**SET PROBLEM**
Check every line of the entries below for the word "label", and copy the ones that have it.

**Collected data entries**
---
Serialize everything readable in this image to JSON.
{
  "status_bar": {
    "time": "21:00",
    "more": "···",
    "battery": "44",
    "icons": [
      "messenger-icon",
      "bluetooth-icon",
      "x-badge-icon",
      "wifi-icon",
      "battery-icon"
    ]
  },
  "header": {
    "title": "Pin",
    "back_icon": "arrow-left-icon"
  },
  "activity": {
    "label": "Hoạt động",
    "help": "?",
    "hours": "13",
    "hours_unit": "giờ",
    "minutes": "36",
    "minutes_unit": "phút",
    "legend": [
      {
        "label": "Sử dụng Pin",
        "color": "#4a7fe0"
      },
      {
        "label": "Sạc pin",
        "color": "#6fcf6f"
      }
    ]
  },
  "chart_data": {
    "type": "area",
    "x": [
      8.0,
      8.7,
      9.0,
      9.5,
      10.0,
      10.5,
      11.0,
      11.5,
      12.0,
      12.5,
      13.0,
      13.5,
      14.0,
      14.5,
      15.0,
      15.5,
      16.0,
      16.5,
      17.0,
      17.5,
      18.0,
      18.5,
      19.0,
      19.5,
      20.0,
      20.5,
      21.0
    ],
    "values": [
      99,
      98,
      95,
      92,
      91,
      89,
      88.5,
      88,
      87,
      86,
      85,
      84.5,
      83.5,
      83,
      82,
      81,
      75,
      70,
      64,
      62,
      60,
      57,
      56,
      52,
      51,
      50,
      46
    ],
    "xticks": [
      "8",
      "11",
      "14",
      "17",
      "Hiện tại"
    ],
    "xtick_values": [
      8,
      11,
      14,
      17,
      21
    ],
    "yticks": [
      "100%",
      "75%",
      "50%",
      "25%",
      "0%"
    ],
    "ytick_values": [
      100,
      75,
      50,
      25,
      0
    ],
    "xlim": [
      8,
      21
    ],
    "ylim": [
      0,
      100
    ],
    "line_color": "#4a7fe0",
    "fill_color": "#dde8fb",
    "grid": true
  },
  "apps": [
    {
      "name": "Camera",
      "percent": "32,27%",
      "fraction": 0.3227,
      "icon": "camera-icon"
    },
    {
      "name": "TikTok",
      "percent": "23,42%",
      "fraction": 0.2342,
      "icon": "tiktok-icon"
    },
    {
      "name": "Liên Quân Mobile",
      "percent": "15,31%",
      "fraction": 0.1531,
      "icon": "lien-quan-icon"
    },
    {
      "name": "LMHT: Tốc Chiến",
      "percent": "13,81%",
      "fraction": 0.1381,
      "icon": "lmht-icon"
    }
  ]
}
---
**REPLY**
    "label": "Hoạt động",
        "label": "Sử dụng Pin",
        "label": "Sạc pin",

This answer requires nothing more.